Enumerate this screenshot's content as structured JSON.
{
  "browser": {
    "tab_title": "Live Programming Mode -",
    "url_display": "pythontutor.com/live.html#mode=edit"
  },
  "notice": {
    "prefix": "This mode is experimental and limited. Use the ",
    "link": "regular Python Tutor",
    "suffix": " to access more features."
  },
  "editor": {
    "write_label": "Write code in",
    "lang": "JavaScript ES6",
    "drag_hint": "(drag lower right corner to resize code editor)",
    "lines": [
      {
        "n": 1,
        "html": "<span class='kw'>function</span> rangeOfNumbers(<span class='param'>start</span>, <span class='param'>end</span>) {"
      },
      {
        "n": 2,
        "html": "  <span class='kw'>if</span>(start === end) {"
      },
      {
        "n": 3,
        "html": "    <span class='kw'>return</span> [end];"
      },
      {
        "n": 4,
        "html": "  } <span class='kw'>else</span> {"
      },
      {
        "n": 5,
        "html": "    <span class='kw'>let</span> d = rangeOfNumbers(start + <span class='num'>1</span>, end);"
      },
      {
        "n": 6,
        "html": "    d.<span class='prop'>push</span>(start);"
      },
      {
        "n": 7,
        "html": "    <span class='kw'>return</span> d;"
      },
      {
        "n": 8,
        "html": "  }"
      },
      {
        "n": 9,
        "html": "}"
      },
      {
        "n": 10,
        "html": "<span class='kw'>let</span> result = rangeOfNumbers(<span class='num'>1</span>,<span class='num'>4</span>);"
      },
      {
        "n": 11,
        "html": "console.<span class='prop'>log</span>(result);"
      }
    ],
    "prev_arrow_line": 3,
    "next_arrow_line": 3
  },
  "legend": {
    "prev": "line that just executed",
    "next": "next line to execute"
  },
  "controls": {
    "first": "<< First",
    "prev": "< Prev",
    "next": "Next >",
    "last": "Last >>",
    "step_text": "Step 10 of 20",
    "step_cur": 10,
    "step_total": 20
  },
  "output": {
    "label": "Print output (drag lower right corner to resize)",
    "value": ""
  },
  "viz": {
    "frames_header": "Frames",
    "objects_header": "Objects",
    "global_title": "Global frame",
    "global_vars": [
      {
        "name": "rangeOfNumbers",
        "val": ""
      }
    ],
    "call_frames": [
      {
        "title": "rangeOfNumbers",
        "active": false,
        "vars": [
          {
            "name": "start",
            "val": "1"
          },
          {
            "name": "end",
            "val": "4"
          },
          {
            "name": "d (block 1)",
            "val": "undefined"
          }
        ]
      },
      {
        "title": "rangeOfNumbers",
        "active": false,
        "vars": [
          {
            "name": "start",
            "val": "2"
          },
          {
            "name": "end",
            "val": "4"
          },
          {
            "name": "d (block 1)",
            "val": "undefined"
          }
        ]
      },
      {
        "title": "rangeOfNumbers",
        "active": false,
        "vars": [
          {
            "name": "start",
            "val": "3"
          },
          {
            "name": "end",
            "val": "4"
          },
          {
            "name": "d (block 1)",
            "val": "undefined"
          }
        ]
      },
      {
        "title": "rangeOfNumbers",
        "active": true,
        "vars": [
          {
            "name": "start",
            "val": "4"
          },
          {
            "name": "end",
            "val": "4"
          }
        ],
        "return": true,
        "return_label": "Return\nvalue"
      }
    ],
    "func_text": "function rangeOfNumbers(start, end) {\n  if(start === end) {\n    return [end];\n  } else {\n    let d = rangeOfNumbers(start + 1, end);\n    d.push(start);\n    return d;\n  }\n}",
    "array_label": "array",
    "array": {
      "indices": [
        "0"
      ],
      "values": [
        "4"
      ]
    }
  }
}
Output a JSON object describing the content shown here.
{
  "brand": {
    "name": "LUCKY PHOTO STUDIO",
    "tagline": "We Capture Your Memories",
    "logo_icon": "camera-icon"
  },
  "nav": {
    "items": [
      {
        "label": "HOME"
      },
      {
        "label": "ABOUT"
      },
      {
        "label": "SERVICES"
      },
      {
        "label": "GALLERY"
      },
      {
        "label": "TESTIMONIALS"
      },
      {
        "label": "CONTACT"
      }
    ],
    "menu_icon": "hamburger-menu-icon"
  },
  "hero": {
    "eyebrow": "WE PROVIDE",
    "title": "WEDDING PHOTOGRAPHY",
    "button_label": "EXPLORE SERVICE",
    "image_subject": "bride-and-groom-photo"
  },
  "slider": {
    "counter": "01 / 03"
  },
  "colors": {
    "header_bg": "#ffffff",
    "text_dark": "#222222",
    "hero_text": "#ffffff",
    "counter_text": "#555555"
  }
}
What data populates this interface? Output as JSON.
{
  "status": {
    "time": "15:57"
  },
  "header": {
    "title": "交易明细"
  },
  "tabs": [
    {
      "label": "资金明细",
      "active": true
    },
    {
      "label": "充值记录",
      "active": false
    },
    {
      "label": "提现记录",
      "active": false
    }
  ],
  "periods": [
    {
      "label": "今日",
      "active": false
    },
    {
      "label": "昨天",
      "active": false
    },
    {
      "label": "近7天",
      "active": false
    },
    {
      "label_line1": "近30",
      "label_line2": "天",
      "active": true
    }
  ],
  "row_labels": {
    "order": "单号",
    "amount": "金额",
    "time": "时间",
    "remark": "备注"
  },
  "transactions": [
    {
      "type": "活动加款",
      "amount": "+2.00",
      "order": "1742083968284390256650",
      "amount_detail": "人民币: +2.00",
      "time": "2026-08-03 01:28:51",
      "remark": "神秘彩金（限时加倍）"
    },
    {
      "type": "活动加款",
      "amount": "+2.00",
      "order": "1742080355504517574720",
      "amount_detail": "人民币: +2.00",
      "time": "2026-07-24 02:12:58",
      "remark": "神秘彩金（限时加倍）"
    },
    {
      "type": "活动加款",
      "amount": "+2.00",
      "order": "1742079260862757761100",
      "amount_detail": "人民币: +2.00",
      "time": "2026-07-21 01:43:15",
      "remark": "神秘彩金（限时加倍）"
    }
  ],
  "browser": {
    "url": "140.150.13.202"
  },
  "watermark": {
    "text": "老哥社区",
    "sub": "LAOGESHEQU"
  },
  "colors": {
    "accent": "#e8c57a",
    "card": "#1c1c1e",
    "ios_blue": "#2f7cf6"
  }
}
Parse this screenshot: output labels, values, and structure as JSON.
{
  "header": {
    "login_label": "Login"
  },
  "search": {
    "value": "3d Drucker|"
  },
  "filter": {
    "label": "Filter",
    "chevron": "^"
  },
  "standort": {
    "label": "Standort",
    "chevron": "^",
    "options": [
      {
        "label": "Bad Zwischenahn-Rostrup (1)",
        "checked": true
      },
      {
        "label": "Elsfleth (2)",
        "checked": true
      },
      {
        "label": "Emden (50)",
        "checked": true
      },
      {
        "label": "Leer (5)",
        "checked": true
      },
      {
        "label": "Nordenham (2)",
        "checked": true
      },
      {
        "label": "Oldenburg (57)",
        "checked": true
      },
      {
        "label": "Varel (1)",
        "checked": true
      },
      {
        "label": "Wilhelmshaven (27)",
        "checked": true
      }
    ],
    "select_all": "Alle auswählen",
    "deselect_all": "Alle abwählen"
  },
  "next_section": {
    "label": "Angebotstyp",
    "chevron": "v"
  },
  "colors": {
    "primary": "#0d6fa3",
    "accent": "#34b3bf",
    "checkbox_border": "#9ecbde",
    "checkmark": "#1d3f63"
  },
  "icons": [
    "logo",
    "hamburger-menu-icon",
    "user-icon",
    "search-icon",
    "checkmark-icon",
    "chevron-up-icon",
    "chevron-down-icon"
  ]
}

⁂

**WHAT TO DO**
Give the entries again in full, exactly as they are written.

**RESPONSE FOR THIS EXERCISE**
Enumerate this screenshot's content as structured JSON.
{
  "browser": {
    "tab_title": "Live Programming Mode -",
    "url_display": "pythontutor.com/live.html#mode=edit"
  },
  "notice": {
    "prefix": "This mode is experimental and limited. Use the ",
    "link": "regular Python Tutor",
    "suffix": " to access more features."
  },
  "editor": {
    "write_label": "Write code in",
    "lang": "JavaScript ES6",
    "drag_hint": "(drag lower right corner to resize code editor)",
    "lines": [
      {
        "n": 1,
        "html": "<span class='kw'>function</span> rangeOfNumbers(<span class='param'>start</span>, <span class='param'>end</span>) {"
      },
      {
        "n": 2,
        "html": "  <span class='kw'>if</span>(start === end) {"
      },
      {
        "n": 3,
        "html": "    <span class='kw'>return</span> [end];"
      },
      {
        "n": 4,
        "html": "  } <span class='kw'>else</span> {"
      },
      {
        "n": 5,
        "html": "    <span class='kw'>let</span> d = rangeOfNumbers(start + <span class='num'>1</span>, end);"
      },
      {
        "n": 6,
        "html": "    d.<span class='prop'>push</span>(start);"
      },
      {
        "n": 7,
        "html": "    <span class='kw'>return</span> d;"
      },
      {
        "n": 8,
        "html": "  }"
      },
      {
        "n": 9,
        "html": "}"
      },
      {
        "n": 10,
        "html": "<span class='kw'>let</span> result = rangeOfNumbers(<span class='num'>1</span>,<span class='num'>4</span>);"
      },
      {
        "n": 11,
        "html": "console.<span class='prop'>log</span>(result);"
      }
    ],
    "prev_arrow_line": 3,
    "next_arrow_line": 3
  },
  "legend": {
    "prev": "line that just executed",
    "next": "next line to execute"
  },
  "controls": {
    "first": "<< First",
    "prev": "< Prev",
    "next": "Next >",
    "last": "Last >>",
    "step_text": "Step 10 of 20",
    "step_cur": 10,
    "step_total": 20
  },
  "output": {
    "label": "Print output (drag lower right corner to resize)",
    "value": ""
  },
  "viz": {
    "frames_header": "Frames",
    "objects_header": "Objects",
    "global_title": "Global frame",
    "global_vars": [
      {
        "name": "rangeOfNumbers",
        "val": ""
      }
    ],
    "call_frames": [
      {
        "title": "rangeOfNumbers",
        "active": false,
        "vars": [
          {
            "name": "start",
            "val": "1"
          },
          {
            "name": "end",
            "val": "4"
          },
          {
            "name": "d (block 1)",
            "val": "undefined"
          }
        ]
      },
      {
        "title": "rangeOfNumbers",
        "active": false,
        "vars": [
          {
            "name": "start",
            "val": "2"
          },
          {
            "name": "end",
            "val": "4"
          },
          {
            "name": "d (block 1)",
            "val": "undefined"
          }
        ]
      },
      {
        "title": "rangeOfNumbers",
        "active": false,
        "vars": [
          {
            "name": "start",
            "val": "3"
          },
          {
            "name": "end",
            "val": "4"
          },
          {
            "name": "d (block 1)",
            "val": "undefined"
          }
        ]
      },
      {
        "title": "rangeOfNumbers",
        "active": true,
        "vars": [
          {
            "name": "start",
            "val": "4"
          },
          {
            "name": "end",
            "val": "4"
          }
        ],
        "return": true,
        "return_label": "Return\nvalue"
      }
    ],
    "func_text": "function rangeOfNumbers(start, end) {\n  if(start === end) {\n    return [end];\n  } else {\n    let d = rangeOfNumbers(start + 1, end);\n    d.push(start);\n    return d;\n  }\n}",
    "array_label": "array",
    "array": {
      "indices": [
        "0"
      ],
      "values": [
        "4"
      ]
    }
  }
}
Output a JSON object describing the content shown here.
{
  "brand": {
    "name": "LUCKY PHOTO STUDIO",
    "tagline": "We Capture Your Memories",
    "logo_icon": "camera-icon"
  },
  "nav": {
    "items": [
      {
        "label": "HOME"
      },
      {
        "label": "ABOUT"
      },
      {
        "label": "SERVICES"
      },
      {
        "label": "GALLERY"
      },
      {
        "label": "TESTIMONIALS"
      },
      {
        "label": "CONTACT"
      }
    ],
    "menu_icon": "hamburger-menu-icon"
  },
  "hero": {
    "eyebrow": "WE PROVIDE",
    "title": "WEDDING PHOTOGRAPHY",
    "button_label": "EXPLORE SERVICE",
    "image_subject": "bride-and-groom-photo"
  },
  "slider": {
    "counter": "01 / 03"
  },
  "colors": {
    "header_bg": "#ffffff",
    "text_dark": "#222222",
    "hero_text": "#ffffff",
    "counter_text": "#555555"
  }
}
What data populates this interface? Output as JSON.
{
  "status": {
    "time": "15:57"
  },
  "header": {
    "title": "交易明细"
  },
  "tabs": [
    {
      "label": "资金明细",
      "active": true
    },
    {
      "label": "充值记录",
      "active": false
    },
    {
      "label": "提现记录",
      "active": false
    }
  ],
  "periods": [
    {
      "label": "今日",
      "active": false
    },
    {
      "label": "昨天",
      "active": false
    },
    {
      "label": "近7天",
      "active": false
    },
    {
      "label_line1": "近30",
      "label_line2": "天",
      "active": true
    }
  ],
  "row_labels": {
    "order": "单号",
    "amount": "金额",
    "time": "时间",
    "remark": "备注"
  },
  "transactions": [
    {
      "type": "活动加款",
      "amount": "+2.00",
      "order": "1742083968284390256650",
      "amount_detail": "人民币: +2.00",
      "time": "2026-08-03 01:28:51",
      "remark": "神秘彩金（限时加倍）"
    },
    {
      "type": "活动加款",
      "amount": "+2.00",
      "order": "1742080355504517574720",
      "amount_detail": "人民币: +2.00",
      "time": "2026-07-24 02:12:58",
      "remark": "神秘彩金（限时加倍）"
    },
    {
      "type": "活动加款",
      "amount": "+2.00",
      "order": "1742079260862757761100",
      "amount_detail": "人民币: +2.00",
      "time": "2026-07-21 01:43:15",
      "remark": "神秘彩金（限时加倍）"
    }
  ],
  "browser": {
    "url": "140.150.13.202"
  },
  "watermark": {
    "text": "老哥社区",
    "sub": "LAOGESHEQU"
  },
  "colors": {
    "accent": "#e8c57a",
    "card": "#1c1c1e",
    "ios_blue": "#2f7cf6"
  }
}
Parse this screenshot: output labels, values, and structure as JSON.
{
  "header": {
    "login_label": "Login"
  },
  "search": {
    "value": "3d Drucker|"
  },
  "filter": {
    "label": "Filter",
    "chevron": "^"
  },
  "standort": {
    "label": "Standort",
    "chevron": "^",
    "options": [
      {
        "label": "Bad Zwischenahn-Rostrup (1)",
        "checked": true
      },
      {
        "label": "Elsfleth (2)",
        "checked": true
      },
      {
        "label": "Emden (50)",
        "checked": true
      },
      {
        "label": "Leer (5)",
        "checked": true
      },
      {
        "label": "Nordenham (2)",
        "checked": true
      },
      {
        "label": "Oldenburg (57)",
        "checked": true
      },
      {
        "label": "Varel (1)",
        "checked": true
      },
      {
        "label": "Wilhelmshaven (27)",
        "checked": true
      }
    ],
    "select_all": "Alle auswählen",
    "deselect_all": "Alle abwählen"
  },
  "next_section": {
    "label": "Angebotstyp",
    "chevron": "v"
  },
  "colors": {
    "primary": "#0d6fa3",
    "accent": "#34b3bf",
    "checkbox_border": "#9ecbde",
    "checkmark": "#1d3f63"
  },
  "icons": [
    "logo",
    "hamburger-menu-icon",
    "user-icon",
    "search-icon",
    "checkmark-icon",
    "chevron-up-icon",
    "chevron-down-icon"
  ]
}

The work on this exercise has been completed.